Goal of the exercise: Identify the lines containing the word "институт". Copy each one.

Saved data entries
______________________________
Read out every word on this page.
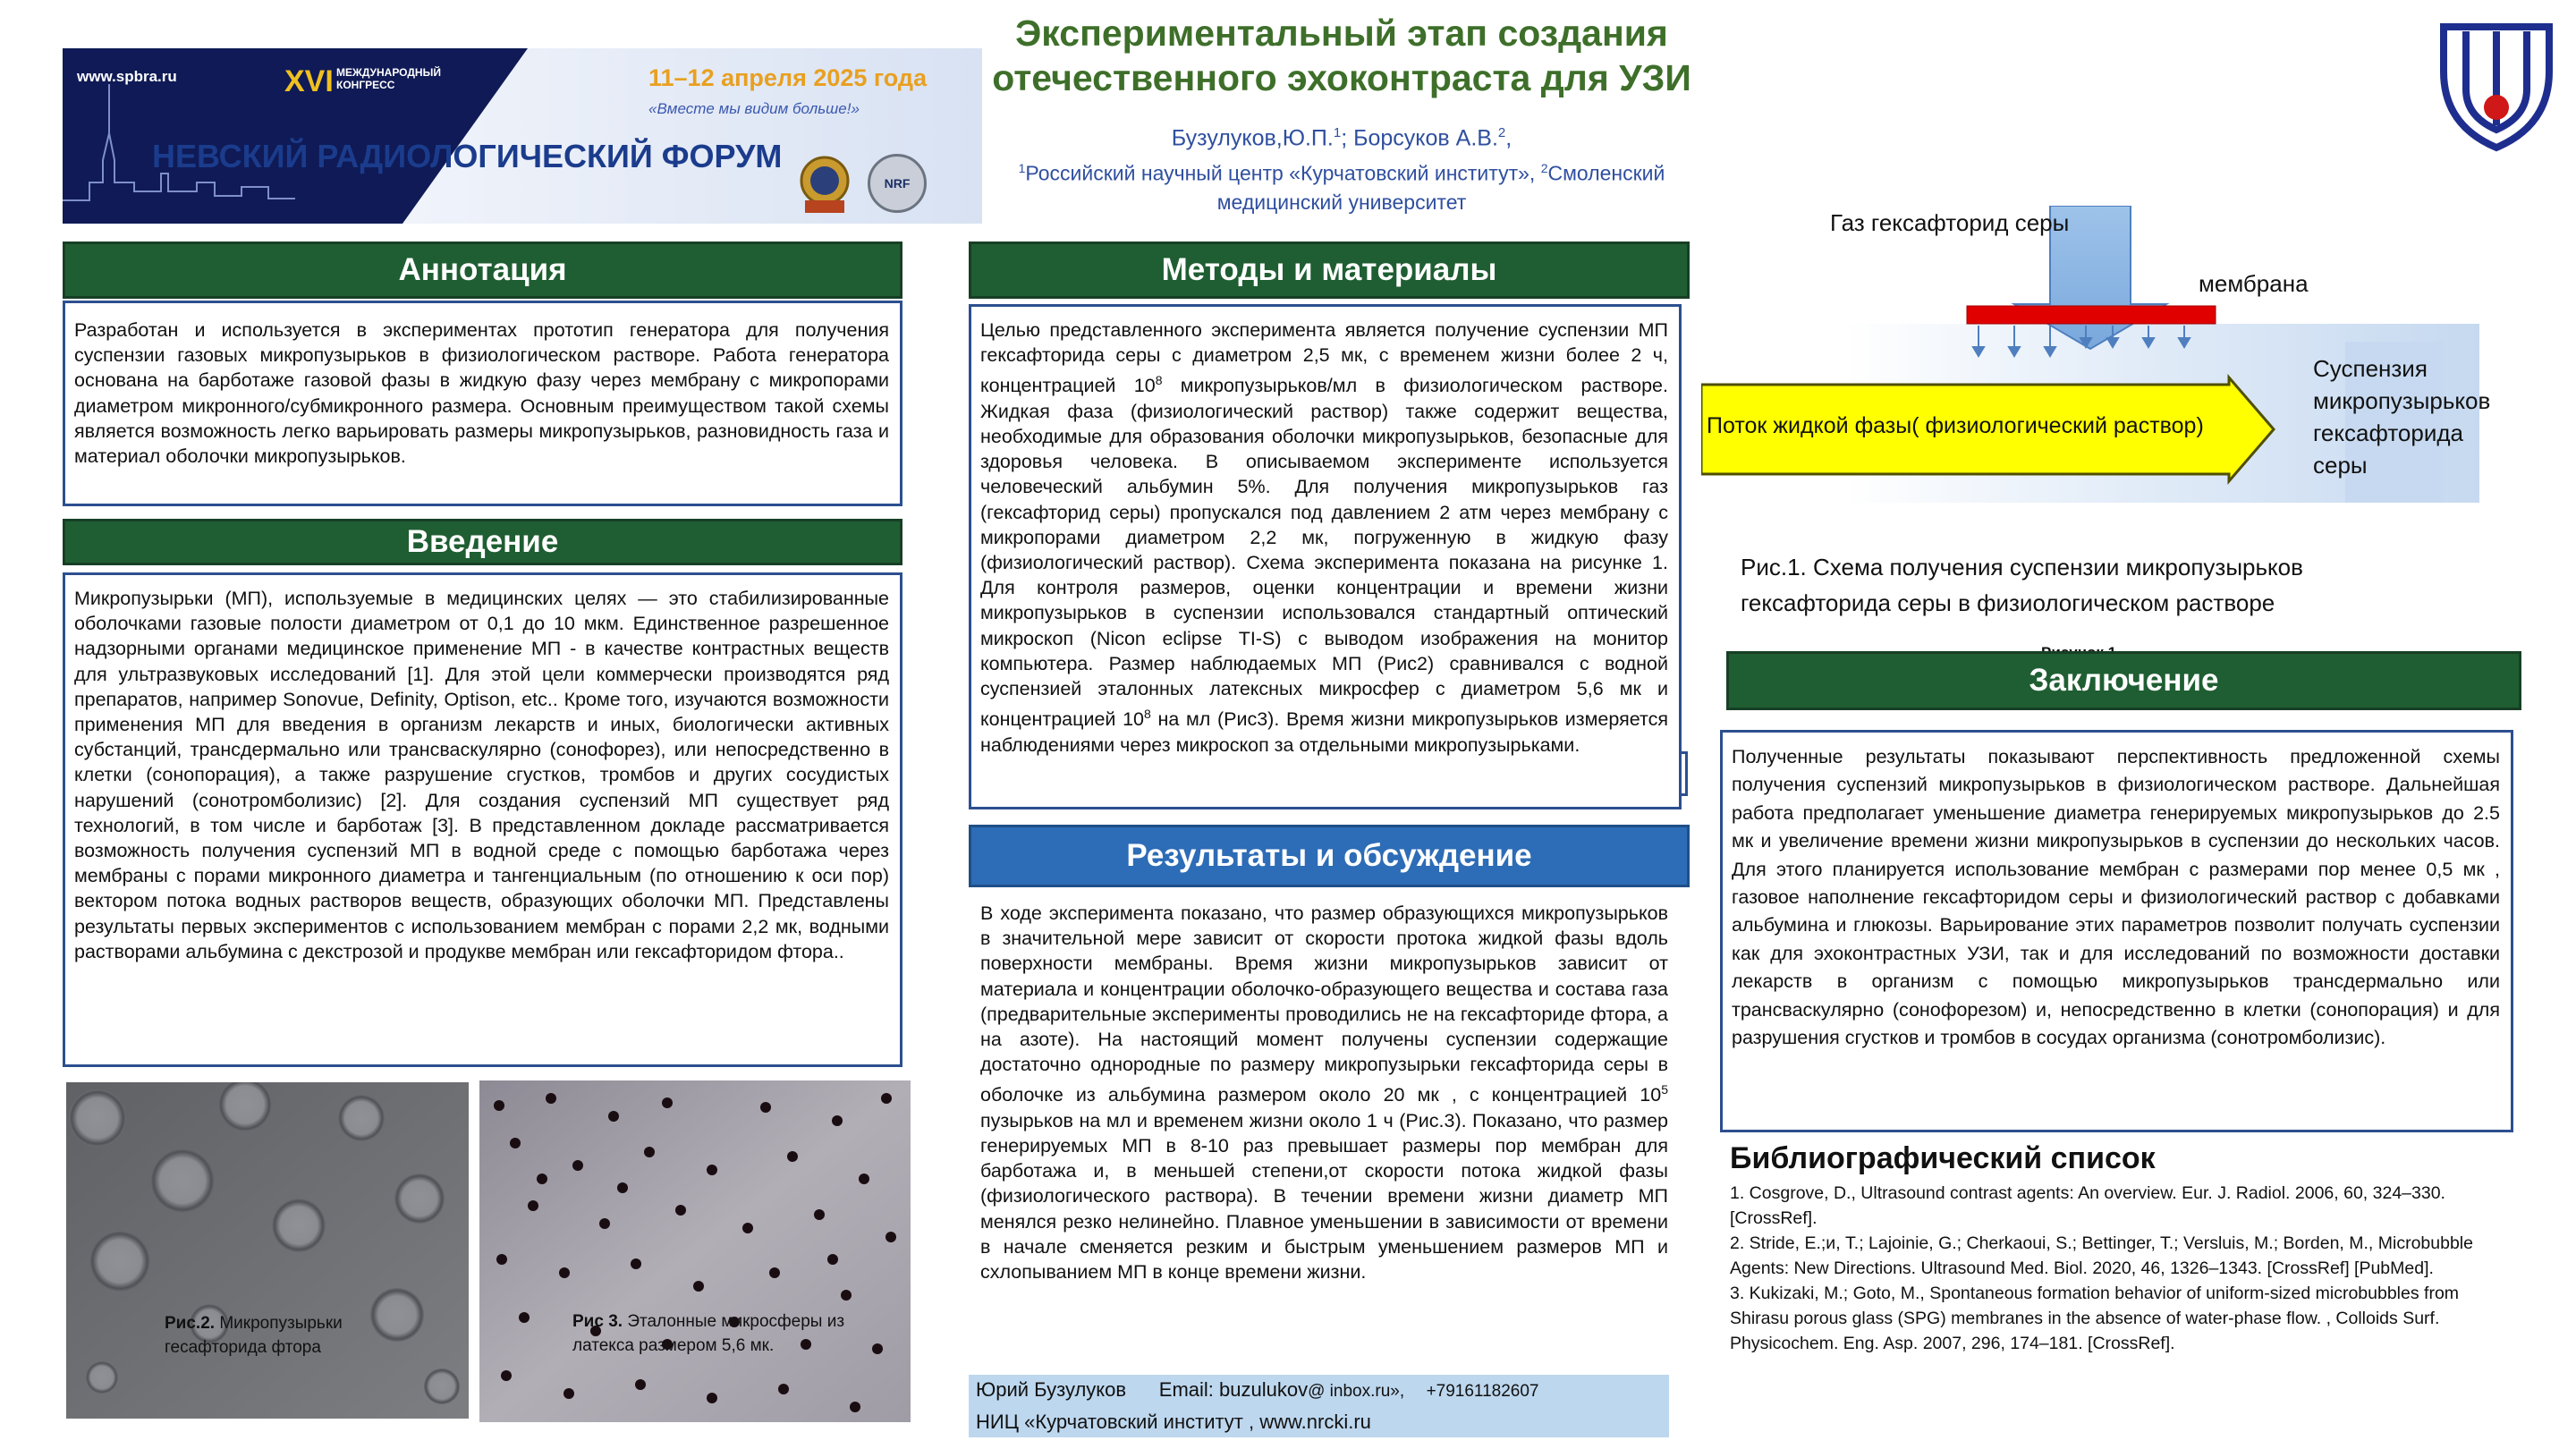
www.spbra.ru	XVI МЕЖДУНАРОДНЫЙ
КОНГРЕСС	11–12 апреля 2025 года
«Вместе мы видим больше!»
НЕВСКИЙ РАДИОЛОГИЧЕСКИЙ ФОРУМ
NRF
Экспериментальный этап создания
отечественного эхоконтраста для УЗИ
Бузулуков,Ю.П.$^1$; Борсуков А.В.$^2$,
$^1$Российский научный центр «Курчатовский институт», $^2$Смоленский
медицинский университет
Аннотация
Разработан и используется в экспериментах прототип генератора для получения суспензии газовых микропузырьков в физиологическом растворе. Работа генератора основана на барботаже газовой фазы в жидкую фазу через мембрану с микропорами диаметром микронного/субмикронного размера. Основным преимуществом такой схемы является возможность легко варьировать размеры микропузырьков, разновидность газа и материал оболочки микропузырьков.
Введение
Микропузырьки (МП), используемые в медицинских целях — это стабилизированные оболочками газовые полости диаметром от 0,1 до 10 мкм. Единственное разрешенное надзорными органами медицинское применение МП - в качестве контрастных веществ для ультразвуковых исследований [1]. Для этой цели коммерчески производятся ряд препаратов, например Sonovue, Definity, Optison, etc.. Кроме того, изучаются возможности применения МП для введения в организм лекарств и иных, биологически активных субстанций, трансдермально или трансваскулярно (сонофорез), или непосредственно в клетки (сонопорация), а также разрушение сгустков, тромбов и других сосудистых нарушений (сонотромболизис) [2]. Для создания суспензий МП существует ряд технологий, в том числе и барботаж [3]. В представленном докладе рассматривается возможность получения суспензий МП в водной среде с помощью барботажа через мембраны с порами микронного диаметра и тангенциальным (по отношению к оси пор) вектором потока водных растворов веществ, образующих оболочки МП. Представлены результаты первых экспериментов с использованием мембран с порами 2,2 мк, водными растворами альбумина с декстрозой и продукве мембран или гексафторидом фтора..
Рис.2. Микропузырьки гесафторида фтора
Рис 3. Эталонные микросферы из латекса размером 5,6 мк.
Методы и материалы
Целью представленного эксперимента является получение суспензии МП гексафторида серы с диаметром 2,5 мк, с временем жизни более 2 ч, концентрацией $10^8$ микропузырьков/мл в физиологическом растворе. Жидкая фаза (физиологический раствор) также содержит вещества, необходимые для образования оболочки микропузырьков, безопасные для здоровья человека. В описываемом эксперименте используется человеческий альбумин 5%. Для получения микропузырьков газ (гексафторид серы) пропускался под давлением 2 атм через мембрану с микропорами диаметром 2,2 мк, погруженную в жидкую фазу (физиологический раствор). Схема эксперимента показана на рисунке 1. Для контроля размеров, оценки концентрации и времени жизни микропузырьков в суспензии использовался стандартный оптический микроскоп (Nicon eclipse TI-S) с выводом изображения на монитор компьютера. Размер наблюдаемых МП (Рис2) сравнивался с водной суспензией эталонных латексных микросфер с диаметром 5,6 мк и концентрацией $10^8$ на мл (Рис3). Время жизни микропузырьков измеряется наблюдениями через микроскоп за отдельными микропузырьками.
Результаты и обсуждение
В ходе эксперимента показано, что размер образующихся микропузырьков в значительной мере зависит от скорости протока жидкой фазы вдоль поверхности мембраны. Время жизни микропузырьков зависит от материала и концентрации оболочко-образующего вещества и состава газа (предварительные эксперименты проводились не на гексафториде фтора, а на азоте). На настоящий момент получены суспензии содержащие достаточно однородные по размеру микропузырьки гексафторида серы в оболочке из альбумина размером около 20 мк , с концентрацией $10^5$ пузырьков на мл и временем жизни около 1 ч (Рис.3). Показано, что размер генерируемых МП в 8-10 раз превышает размеры пор мембран для барботажа и, в меньшей степени,от скорости потока жидкой фазы (физиологического раствора). В течении времени жизни диаметр МП менялся резко нелинейно. Плавное уменьшении в зависимости от времени в начале сменяется резким и быстрым уменьшением размеров МП и схлопыванием МП в конце времени жизни.
Юрий Бузулуков Email: buzulukov@ inbox.ru», +79161182607
НИЦ «Курчатовский институт , www.nrcki.ru
Газ гексафторид серы
мембрана
Поток жидкой фазы( физиологический раствор)
Суспензия
микропузырьков
гексафторида
серы
Рис.1. Схема получения суспензии микропузырьков
гексафторида серы в физиологическом растворе
Заключение
Полученные результаты показывают перспективность предложенной схемы получения суспензий микропузырьков в физиологическом растворе. Дальнейшая работа предполагает уменьшение диаметра генерируемых микропузырьков до 2.5 мк и увеличение времени жизни микропузырьков в суспензии до нескольких часов. Для этого планируется использование мембран с размерами пор менее 0,5 мк , газовое наполнение гексафторидом серы и физиологический раствор с добавками альбумина и глюкозы. Варьирование этих параметров позволит получать суспензии как для эхоконтрастных УЗИ, так и для исследований по возможности доставки лекарств в организм с помощью микропузырьков трансдермально или трансваскулярно (сонофорезом) и, непосредственно в клетки (сонопорация) и для разрушения сгустков и тромбов в сосудах организма (сонотромболизис).
Библиографический список

1. Cosgrove, D., Ultrasound contrast agents: An overview. Eur. J. Radiol. 2006, 60, 324–330. [CrossRef].

2. Stride, E.;и, T.; Lajoinie, G.; Cherkaoui, S.; Bettinger, T.; Versluis, M.; Borden, M., Microbubble Agents: New Directions. Ultrasound Med. Biol. 2020, 46, 1326–1343. [CrossRef] [PubMed].

3. Kukizaki, M.; Goto, M., Spontaneous formation behavior of uniform-sized microbubbles from Shirasu porous glass (SPG) membranes in the absence of water-phase flow. , Colloids Surf. Physicochem. Eng. Asp. 2007, 296, 174–181. [CrossRef].
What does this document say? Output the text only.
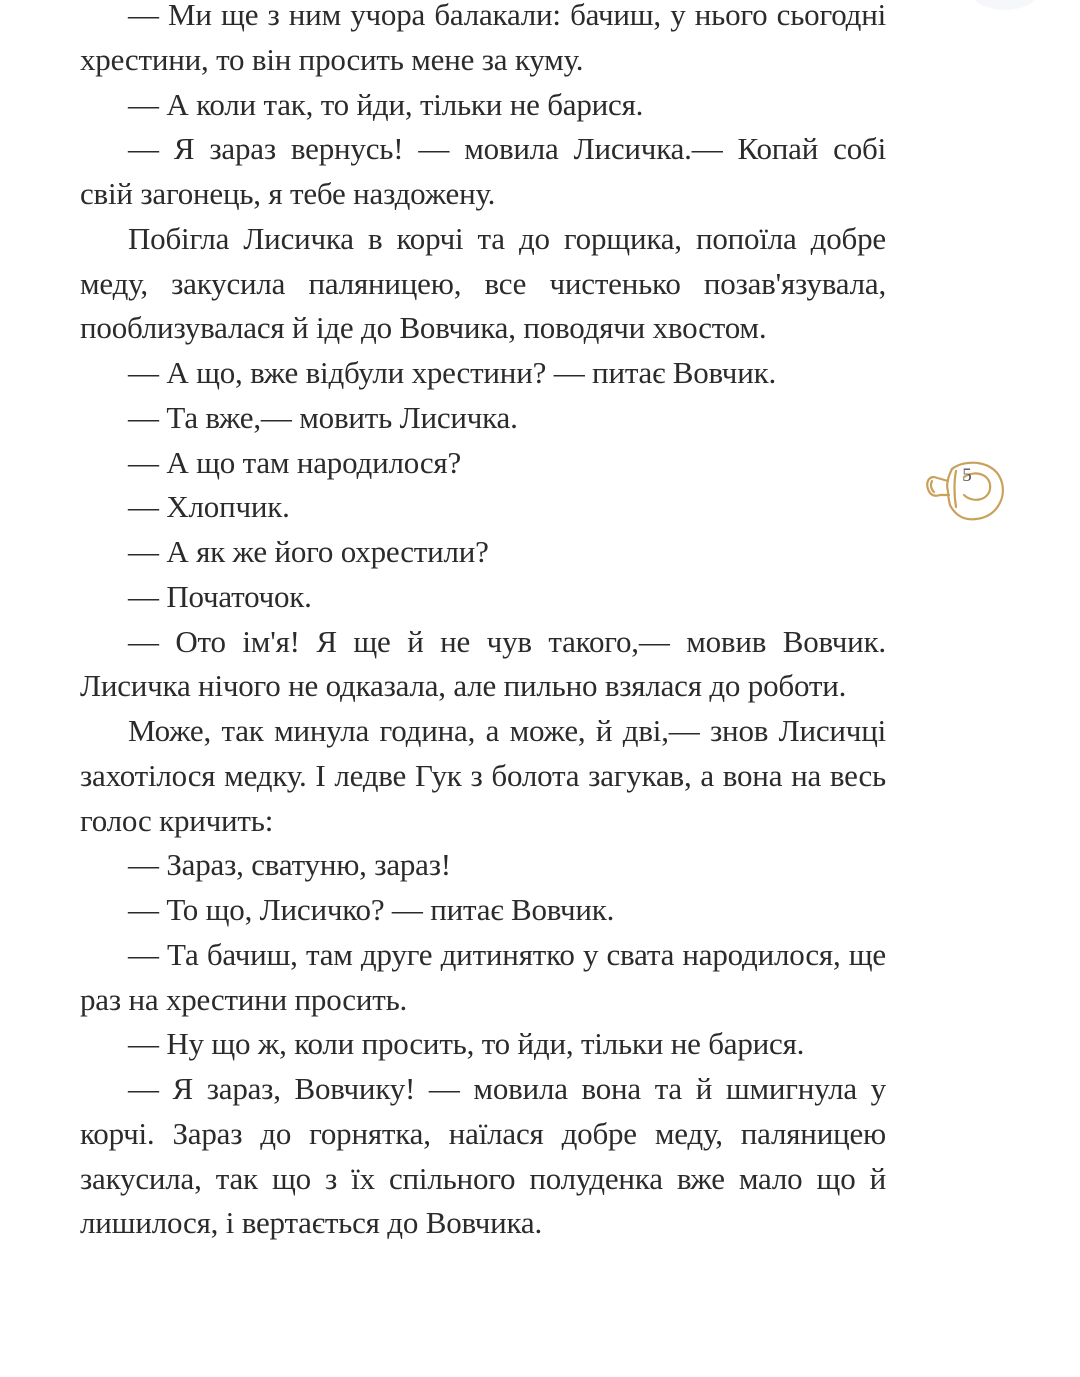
— Ми ще з ним учора балакали: бачиш, у нього сьогодні хрестини, то він просить мене за куму.

— А коли так, то йди, тільки не барися.

— Я зараз вернусь! — мовила Лисичка.— Копай собі свій загонець, я тебе наздожену.

Побігла Лисичка в корчі та до горщика, попоїла добре меду, закусила паляницею, все чистенько позав'язувала, пооблизувалася й іде до Вовчика, поводячи хвостом.

— А що, вже відбули хрестини? — питає Вовчик.

— Та вже,— мовить Лисичка.

— А що там народилося?

— Хлопчик.

— А як же його охрестили?

— Початочок.

— Ото ім'я! Я ще й не чув такого,— мовив Вовчик. Лисичка нічого не одказала, але пильно взялася до роботи.

Може, так минула година, а може, й дві,— знов Лисичці захотілося медку. І ледве Гук з болота загукав, а вона на весь голос кричить:

— Зараз, сватуню, зараз!

— То що, Лисичко? — питає Вовчик.

— Та бачиш, там друге дитинятко у свата народилося, ще раз на хрестини просить.

— Ну що ж, коли просить, то йди, тільки не барися.

— Я зараз, Вовчику! — мовила вона та й шмигнула у корчі. Зараз до горнятка, наїлася добре меду, паляницею закусила, так що з їх спільного полуденка вже мало що й лишилося, і вертається до Вовчика.

5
______________________________
Result:
$^1$Российский научный центр «Курчатовский институт», $^2$Смоленский
НИЦ «Курчатовский институт , www.nrcki.ru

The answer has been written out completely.